● WRITTEN EXERCISE:
Retype the listing that follows, exactly as written.

● SUPPLIED MATERIAL:

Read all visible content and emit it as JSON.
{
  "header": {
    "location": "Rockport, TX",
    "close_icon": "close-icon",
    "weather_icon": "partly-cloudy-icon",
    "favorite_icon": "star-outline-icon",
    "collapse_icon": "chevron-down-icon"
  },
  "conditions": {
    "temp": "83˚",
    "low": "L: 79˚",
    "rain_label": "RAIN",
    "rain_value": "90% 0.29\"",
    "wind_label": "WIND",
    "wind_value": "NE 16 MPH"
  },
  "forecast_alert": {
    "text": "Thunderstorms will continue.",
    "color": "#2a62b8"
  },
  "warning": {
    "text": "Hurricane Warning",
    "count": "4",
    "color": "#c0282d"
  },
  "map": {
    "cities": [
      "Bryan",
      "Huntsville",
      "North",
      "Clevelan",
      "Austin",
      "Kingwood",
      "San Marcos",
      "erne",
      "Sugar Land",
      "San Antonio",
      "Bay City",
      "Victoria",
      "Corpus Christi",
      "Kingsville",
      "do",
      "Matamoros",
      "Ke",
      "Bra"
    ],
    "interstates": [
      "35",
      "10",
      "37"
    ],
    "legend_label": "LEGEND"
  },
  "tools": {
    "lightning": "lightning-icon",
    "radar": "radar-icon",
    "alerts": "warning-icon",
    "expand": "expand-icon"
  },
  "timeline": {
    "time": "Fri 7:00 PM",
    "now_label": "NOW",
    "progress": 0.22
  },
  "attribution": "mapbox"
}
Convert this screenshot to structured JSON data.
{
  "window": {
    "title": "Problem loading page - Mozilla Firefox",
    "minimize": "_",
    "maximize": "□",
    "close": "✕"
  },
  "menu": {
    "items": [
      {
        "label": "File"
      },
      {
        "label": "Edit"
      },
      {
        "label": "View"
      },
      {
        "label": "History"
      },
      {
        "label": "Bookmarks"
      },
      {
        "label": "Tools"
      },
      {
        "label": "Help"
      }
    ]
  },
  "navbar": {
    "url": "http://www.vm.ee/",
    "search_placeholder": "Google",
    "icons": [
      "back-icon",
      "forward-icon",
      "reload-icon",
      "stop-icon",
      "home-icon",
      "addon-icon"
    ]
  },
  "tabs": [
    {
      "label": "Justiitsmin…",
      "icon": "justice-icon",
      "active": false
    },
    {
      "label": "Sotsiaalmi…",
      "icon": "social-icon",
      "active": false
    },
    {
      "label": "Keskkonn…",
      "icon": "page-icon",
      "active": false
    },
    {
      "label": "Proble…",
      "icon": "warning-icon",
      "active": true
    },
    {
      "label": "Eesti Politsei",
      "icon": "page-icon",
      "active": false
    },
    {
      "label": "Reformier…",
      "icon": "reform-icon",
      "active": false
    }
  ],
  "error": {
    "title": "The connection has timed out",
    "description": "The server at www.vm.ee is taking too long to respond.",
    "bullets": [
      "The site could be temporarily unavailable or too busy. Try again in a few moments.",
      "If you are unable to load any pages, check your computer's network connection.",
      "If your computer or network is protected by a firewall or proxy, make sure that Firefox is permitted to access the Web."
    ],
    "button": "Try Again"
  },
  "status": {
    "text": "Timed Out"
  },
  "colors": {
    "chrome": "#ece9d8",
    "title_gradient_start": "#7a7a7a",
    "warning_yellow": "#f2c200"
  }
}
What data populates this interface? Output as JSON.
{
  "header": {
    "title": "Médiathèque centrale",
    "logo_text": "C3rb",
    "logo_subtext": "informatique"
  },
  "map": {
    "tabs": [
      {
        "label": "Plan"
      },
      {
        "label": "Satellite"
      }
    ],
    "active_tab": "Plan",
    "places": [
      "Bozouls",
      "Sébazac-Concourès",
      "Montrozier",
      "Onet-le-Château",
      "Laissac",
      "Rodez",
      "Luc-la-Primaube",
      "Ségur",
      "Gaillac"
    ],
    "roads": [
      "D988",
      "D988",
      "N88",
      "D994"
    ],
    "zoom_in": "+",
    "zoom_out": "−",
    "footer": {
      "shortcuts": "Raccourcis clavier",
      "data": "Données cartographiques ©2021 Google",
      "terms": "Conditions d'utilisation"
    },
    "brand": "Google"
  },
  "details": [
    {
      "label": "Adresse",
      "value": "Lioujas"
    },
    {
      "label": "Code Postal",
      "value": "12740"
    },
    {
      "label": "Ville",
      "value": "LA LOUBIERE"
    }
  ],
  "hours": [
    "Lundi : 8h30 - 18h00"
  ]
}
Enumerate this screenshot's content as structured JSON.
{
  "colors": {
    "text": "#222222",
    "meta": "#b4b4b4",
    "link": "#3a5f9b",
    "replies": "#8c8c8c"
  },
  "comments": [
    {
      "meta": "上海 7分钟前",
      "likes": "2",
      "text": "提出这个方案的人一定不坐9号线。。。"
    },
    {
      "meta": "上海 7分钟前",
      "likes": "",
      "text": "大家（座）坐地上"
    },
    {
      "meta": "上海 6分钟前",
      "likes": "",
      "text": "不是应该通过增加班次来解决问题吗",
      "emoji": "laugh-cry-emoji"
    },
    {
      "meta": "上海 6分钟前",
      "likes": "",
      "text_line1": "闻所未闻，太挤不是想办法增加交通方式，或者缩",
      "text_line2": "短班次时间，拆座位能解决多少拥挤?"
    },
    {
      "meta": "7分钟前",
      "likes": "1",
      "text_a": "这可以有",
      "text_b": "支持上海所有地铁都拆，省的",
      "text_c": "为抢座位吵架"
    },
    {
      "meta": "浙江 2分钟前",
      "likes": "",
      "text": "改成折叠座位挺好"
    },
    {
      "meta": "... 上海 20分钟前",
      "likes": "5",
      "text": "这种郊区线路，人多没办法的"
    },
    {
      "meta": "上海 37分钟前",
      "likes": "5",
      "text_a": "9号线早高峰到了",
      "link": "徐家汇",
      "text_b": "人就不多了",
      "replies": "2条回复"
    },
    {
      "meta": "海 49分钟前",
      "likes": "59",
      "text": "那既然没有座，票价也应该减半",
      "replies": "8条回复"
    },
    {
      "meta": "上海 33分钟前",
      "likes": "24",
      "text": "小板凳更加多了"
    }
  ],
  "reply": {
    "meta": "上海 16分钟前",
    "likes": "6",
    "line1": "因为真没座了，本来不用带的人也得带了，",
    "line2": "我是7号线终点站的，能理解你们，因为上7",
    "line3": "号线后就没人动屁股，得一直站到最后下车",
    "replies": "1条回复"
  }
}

● FULL OUTPUT:
Read all visible content and emit it as JSON.
{
  "header": {
    "location": "Rockport, TX",
    "close_icon": "close-icon",
    "weather_icon": "partly-cloudy-icon",
    "favorite_icon": "star-outline-icon",
    "collapse_icon": "chevron-down-icon"
  },
  "conditions": {
    "temp": "83˚",
    "low": "L: 79˚",
    "rain_label": "RAIN",
    "rain_value": "90% 0.29\"",
    "wind_label": "WIND",
    "wind_value": "NE 16 MPH"
  },
  "forecast_alert": {
    "text": "Thunderstorms will continue.",
    "color": "#2a62b8"
  },
  "warning": {
    "text": "Hurricane Warning",
    "count": "4",
    "color": "#c0282d"
  },
  "map": {
    "cities": [
      "Bryan",
      "Huntsville",
      "North",
      "Clevelan",
      "Austin",
      "Kingwood",
      "San Marcos",
      "erne",
      "Sugar Land",
      "San Antonio",
      "Bay City",
      "Victoria",
      "Corpus Christi",
      "Kingsville",
      "do",
      "Matamoros",
      "Ke",
      "Bra"
    ],
    "interstates": [
      "35",
      "10",
      "37"
    ],
    "legend_label": "LEGEND"
  },
  "tools": {
    "lightning": "lightning-icon",
    "radar": "radar-icon",
    "alerts": "warning-icon",
    "expand": "expand-icon"
  },
  "timeline": {
    "time": "Fri 7:00 PM",
    "now_label": "NOW",
    "progress": 0.22
  },
  "attribution": "mapbox"
}
Convert this screenshot to structured JSON data.
{
  "window": {
    "title": "Problem loading page - Mozilla Firefox",
    "minimize": "_",
    "maximize": "□",
    "close": "✕"
  },
  "menu": {
    "items": [
      {
        "label": "File"
      },
      {
        "label": "Edit"
      },
      {
        "label": "View"
      },
      {
        "label": "History"
      },
      {
        "label": "Bookmarks"
      },
      {
        "label": "Tools"
      },
      {
        "label": "Help"
      }
    ]
  },
  "navbar": {
    "url": "http://www.vm.ee/",
    "search_placeholder": "Google",
    "icons": [
      "back-icon",
      "forward-icon",
      "reload-icon",
      "stop-icon",
      "home-icon",
      "addon-icon"
    ]
  },
  "tabs": [
    {
      "label": "Justiitsmin…",
      "icon": "justice-icon",
      "active": false
    },
    {
      "label": "Sotsiaalmi…",
      "icon": "social-icon",
      "active": false
    },
    {
      "label": "Keskkonn…",
      "icon": "page-icon",
      "active": false
    },
    {
      "label": "Proble…",
      "icon": "warning-icon",
      "active": true
    },
    {
      "label": "Eesti Politsei",
      "icon": "page-icon",
      "active": false
    },
    {
      "label": "Reformier…",
      "icon": "reform-icon",
      "active": false
    }
  ],
  "error": {
    "title": "The connection has timed out",
    "description": "The server at www.vm.ee is taking too long to respond.",
    "bullets": [
      "The site could be temporarily unavailable or too busy. Try again in a few moments.",
      "If you are unable to load any pages, check your computer's network connection.",
      "If your computer or network is protected by a firewall or proxy, make sure that Firefox is permitted to access the Web."
    ],
    "button": "Try Again"
  },
  "status": {
    "text": "Timed Out"
  },
  "colors": {
    "chrome": "#ece9d8",
    "title_gradient_start": "#7a7a7a",
    "warning_yellow": "#f2c200"
  }
}
What data populates this interface? Output as JSON.
{
  "header": {
    "title": "Médiathèque centrale",
    "logo_text": "C3rb",
    "logo_subtext": "informatique"
  },
  "map": {
    "tabs": [
      {
        "label": "Plan"
      },
      {
        "label": "Satellite"
      }
    ],
    "active_tab": "Plan",
    "places": [
      "Bozouls",
      "Sébazac-Concourès",
      "Montrozier",
      "Onet-le-Château",
      "Laissac",
      "Rodez",
      "Luc-la-Primaube",
      "Ségur",
      "Gaillac"
    ],
    "roads": [
      "D988",
      "D988",
      "N88",
      "D994"
    ],
    "zoom_in": "+",
    "zoom_out": "−",
    "footer": {
      "shortcuts": "Raccourcis clavier",
      "data": "Données cartographiques ©2021 Google",
      "terms": "Conditions d'utilisation"
    },
    "brand": "Google"
  },
  "details": [
    {
      "label": "Adresse",
      "value": "Lioujas"
    },
    {
      "label": "Code Postal",
      "value": "12740"
    },
    {
      "label": "Ville",
      "value": "LA LOUBIERE"
    }
  ],
  "hours": [
    "Lundi : 8h30 - 18h00"
  ]
}
Enumerate this screenshot's content as structured JSON.
{
  "colors": {
    "text": "#222222",
    "meta": "#b4b4b4",
    "link": "#3a5f9b",
    "replies": "#8c8c8c"
  },
  "comments": [
    {
      "meta": "上海 7分钟前",
      "likes": "2",
      "text": "提出这个方案的人一定不坐9号线。。。"
    },
    {
      "meta": "上海 7分钟前",
      "likes": "",
      "text": "大家（座）坐地上"
    },
    {
      "meta": "上海 6分钟前",
      "likes": "",
      "text": "不是应该通过增加班次来解决问题吗",
      "emoji": "laugh-cry-emoji"
    },
    {
      "meta": "上海 6分钟前",
      "likes": "",
      "text_line1": "闻所未闻，太挤不是想办法增加交通方式，或者缩",
      "text_line2": "短班次时间，拆座位能解决多少拥挤?"
    },
    {
      "meta": "7分钟前",
      "likes": "1",
      "text_a": "这可以有",
      "text_b": "支持上海所有地铁都拆，省的",
      "text_c": "为抢座位吵架"
    },
    {
      "meta": "浙江 2分钟前",
      "likes": "",
      "text": "改成折叠座位挺好"
    },
    {
      "meta": "... 上海 20分钟前",
      "likes": "5",
      "text": "这种郊区线路，人多没办法的"
    },
    {
      "meta": "上海 37分钟前",
      "likes": "5",
      "text_a": "9号线早高峰到了",
      "link": "徐家汇",
      "text_b": "人就不多了",
      "replies": "2条回复"
    },
    {
      "meta": "海 49分钟前",
      "likes": "59",
      "text": "那既然没有座，票价也应该减半",
      "replies": "8条回复"
    },
    {
      "meta": "上海 33分钟前",
      "likes": "24",
      "text": "小板凳更加多了"
    }
  ],
  "reply": {
    "meta": "上海 16分钟前",
    "likes": "6",
    "line1": "因为真没座了，本来不用带的人也得带了，",
    "line2": "我是7号线终点站的，能理解你们，因为上7",
    "line3": "号线后就没人动屁股，得一直站到最后下车",
    "replies": "1条回复"
  }
}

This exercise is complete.